Stated problem:
Take down each entry exactly as written.

[Source records]
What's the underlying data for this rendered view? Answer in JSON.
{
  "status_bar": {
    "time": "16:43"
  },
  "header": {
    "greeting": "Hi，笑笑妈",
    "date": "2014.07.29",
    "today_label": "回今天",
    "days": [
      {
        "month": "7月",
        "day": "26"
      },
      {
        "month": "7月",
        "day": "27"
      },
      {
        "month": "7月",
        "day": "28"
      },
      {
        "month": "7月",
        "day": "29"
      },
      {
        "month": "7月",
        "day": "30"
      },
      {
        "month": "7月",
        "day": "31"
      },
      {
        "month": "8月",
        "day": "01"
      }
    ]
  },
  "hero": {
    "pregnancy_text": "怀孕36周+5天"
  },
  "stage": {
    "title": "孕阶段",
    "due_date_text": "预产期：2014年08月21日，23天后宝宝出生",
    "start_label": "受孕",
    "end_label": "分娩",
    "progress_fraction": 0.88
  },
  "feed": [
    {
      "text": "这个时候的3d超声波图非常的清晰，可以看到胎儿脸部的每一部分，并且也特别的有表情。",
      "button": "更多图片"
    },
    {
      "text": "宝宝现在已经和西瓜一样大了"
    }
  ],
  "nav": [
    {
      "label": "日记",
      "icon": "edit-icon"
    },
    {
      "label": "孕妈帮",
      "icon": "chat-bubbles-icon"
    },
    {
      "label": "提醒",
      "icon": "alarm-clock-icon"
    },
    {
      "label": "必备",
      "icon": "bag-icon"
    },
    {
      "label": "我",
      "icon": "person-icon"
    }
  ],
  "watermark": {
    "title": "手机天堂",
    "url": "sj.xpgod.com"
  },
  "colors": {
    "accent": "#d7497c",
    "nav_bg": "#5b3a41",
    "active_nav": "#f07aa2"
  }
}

Task solution:
What's the underlying data for this rendered view? Answer in JSON.
{
  "status_bar": {
    "time": "16:43"
  },
  "header": {
    "greeting": "Hi，笑笑妈",
    "date": "2014.07.29",
    "today_label": "回今天",
    "days": [
      {
        "month": "7月",
        "day": "26"
      },
      {
        "month": "7月",
        "day": "27"
      },
      {
        "month": "7月",
        "day": "28"
      },
      {
        "month": "7月",
        "day": "29"
      },
      {
        "month": "7月",
        "day": "30"
      },
      {
        "month": "7月",
        "day": "31"
      },
      {
        "month": "8月",
        "day": "01"
      }
    ]
  },
  "hero": {
    "pregnancy_text": "怀孕36周+5天"
  },
  "stage": {
    "title": "孕阶段",
    "due_date_text": "预产期：2014年08月21日，23天后宝宝出生",
    "start_label": "受孕",
    "end_label": "分娩",
    "progress_fraction": 0.88
  },
  "feed": [
    {
      "text": "这个时候的3d超声波图非常的清晰，可以看到胎儿脸部的每一部分，并且也特别的有表情。",
      "button": "更多图片"
    },
    {
      "text": "宝宝现在已经和西瓜一样大了"
    }
  ],
  "nav": [
    {
      "label": "日记",
      "icon": "edit-icon"
    },
    {
      "label": "孕妈帮",
      "icon": "chat-bubbles-icon"
    },
    {
      "label": "提醒",
      "icon": "alarm-clock-icon"
    },
    {
      "label": "必备",
      "icon": "bag-icon"
    },
    {
      "label": "我",
      "icon": "person-icon"
    }
  ],
  "watermark": {
    "title": "手机天堂",
    "url": "sj.xpgod.com"
  },
  "colors": {
    "accent": "#d7497c",
    "nav_bg": "#5b3a41",
    "active_nav": "#f07aa2"
  }
}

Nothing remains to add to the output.